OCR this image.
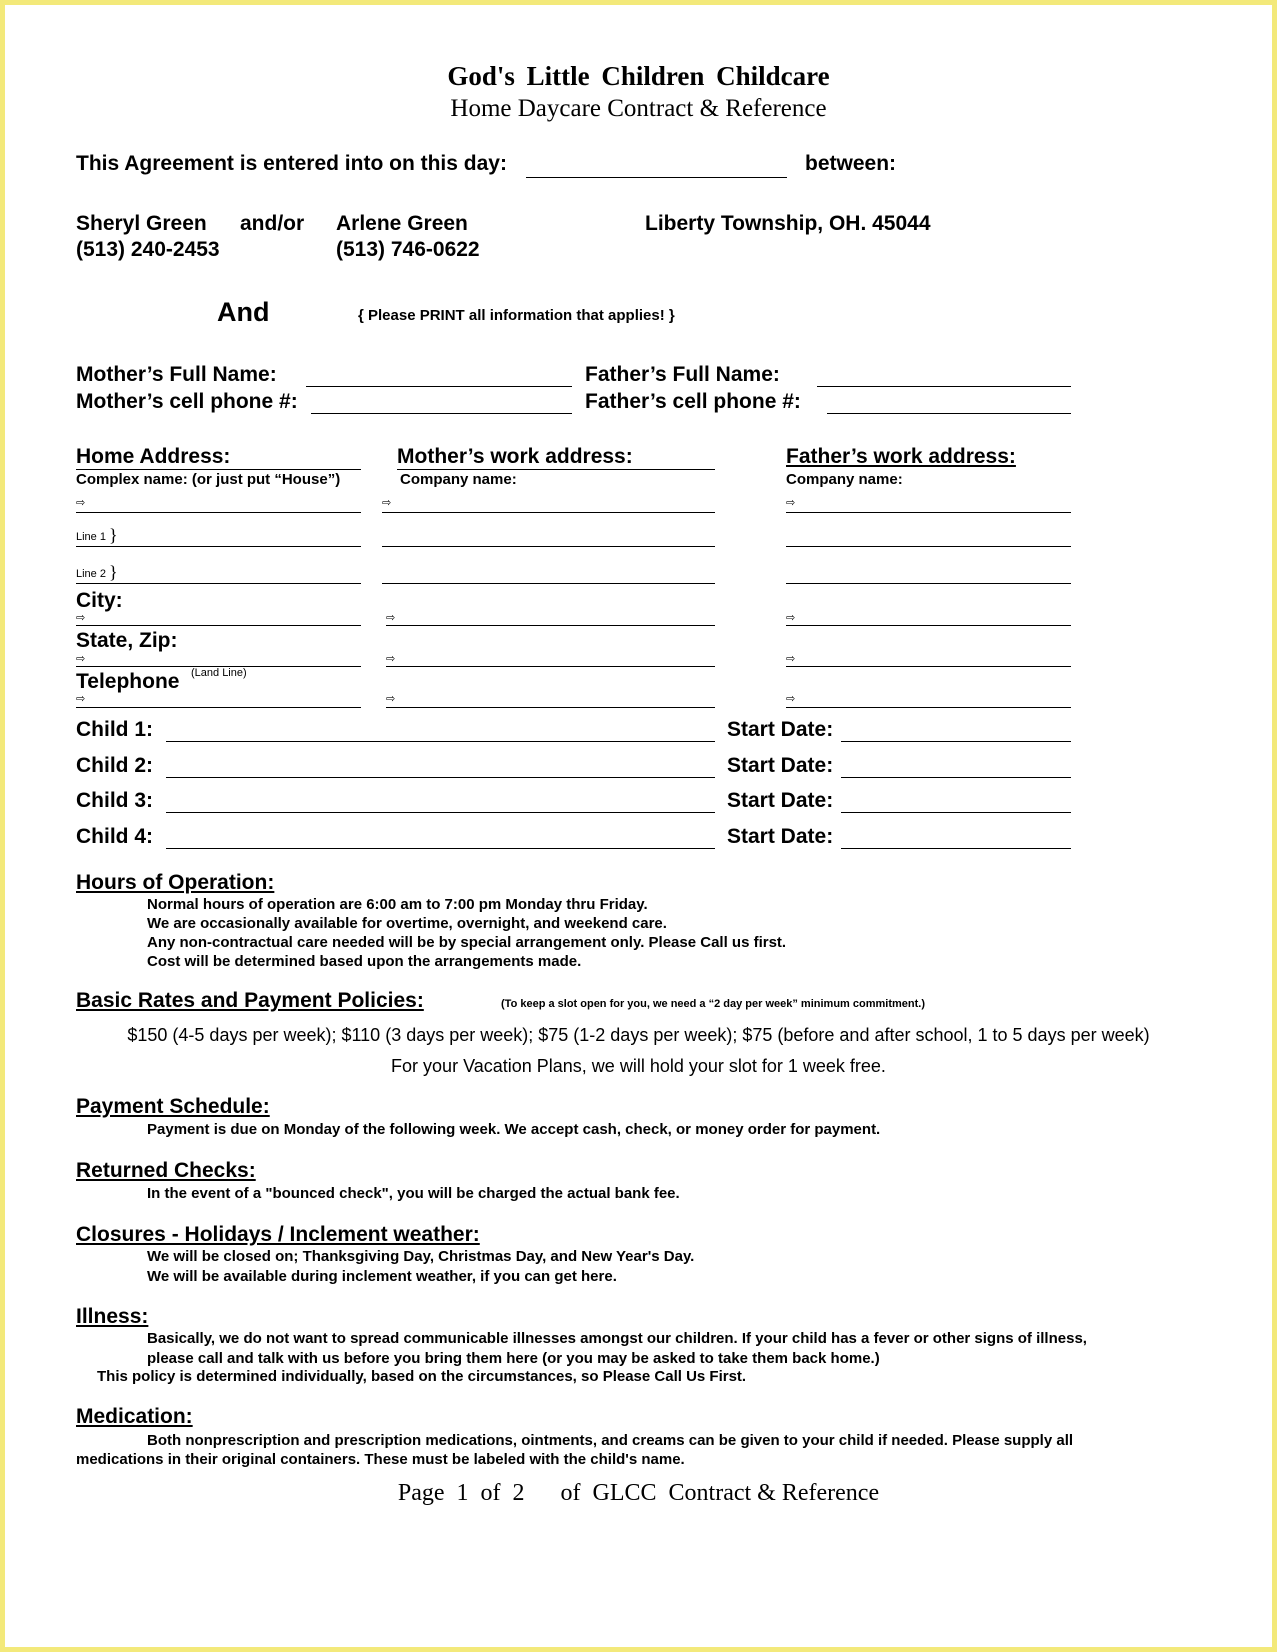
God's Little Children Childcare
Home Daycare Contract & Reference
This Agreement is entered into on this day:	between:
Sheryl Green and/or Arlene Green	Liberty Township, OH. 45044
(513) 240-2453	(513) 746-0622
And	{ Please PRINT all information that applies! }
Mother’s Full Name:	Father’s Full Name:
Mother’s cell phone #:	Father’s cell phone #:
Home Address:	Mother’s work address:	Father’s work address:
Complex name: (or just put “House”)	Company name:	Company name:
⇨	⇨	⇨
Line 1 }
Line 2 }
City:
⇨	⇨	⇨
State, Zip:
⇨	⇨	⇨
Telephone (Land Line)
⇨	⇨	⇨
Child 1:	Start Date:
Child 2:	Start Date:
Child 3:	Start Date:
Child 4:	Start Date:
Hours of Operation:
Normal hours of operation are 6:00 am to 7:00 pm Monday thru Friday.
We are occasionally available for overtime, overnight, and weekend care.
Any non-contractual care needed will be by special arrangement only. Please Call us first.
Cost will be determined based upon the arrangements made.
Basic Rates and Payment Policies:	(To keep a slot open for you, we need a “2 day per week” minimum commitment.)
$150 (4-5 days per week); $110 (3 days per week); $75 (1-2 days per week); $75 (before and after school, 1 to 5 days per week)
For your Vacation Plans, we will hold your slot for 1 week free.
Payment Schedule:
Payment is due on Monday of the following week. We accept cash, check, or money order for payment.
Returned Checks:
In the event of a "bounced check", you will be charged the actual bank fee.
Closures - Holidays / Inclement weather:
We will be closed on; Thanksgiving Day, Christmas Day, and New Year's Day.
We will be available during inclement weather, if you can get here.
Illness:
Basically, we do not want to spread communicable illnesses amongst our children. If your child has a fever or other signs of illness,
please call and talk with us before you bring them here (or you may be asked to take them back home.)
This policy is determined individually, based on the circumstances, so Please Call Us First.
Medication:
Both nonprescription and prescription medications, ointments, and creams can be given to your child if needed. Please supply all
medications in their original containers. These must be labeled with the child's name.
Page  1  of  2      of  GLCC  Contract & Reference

# # # # # # #

Requirements
Scan the material above for the word "Mother". Copy each line where it occurs.

Response
Mother’s Full Name:	Father’s Full Name:
Mother’s cell phone #:	Father’s cell phone #:
Home Address:	Mother’s work address:	Father’s work address:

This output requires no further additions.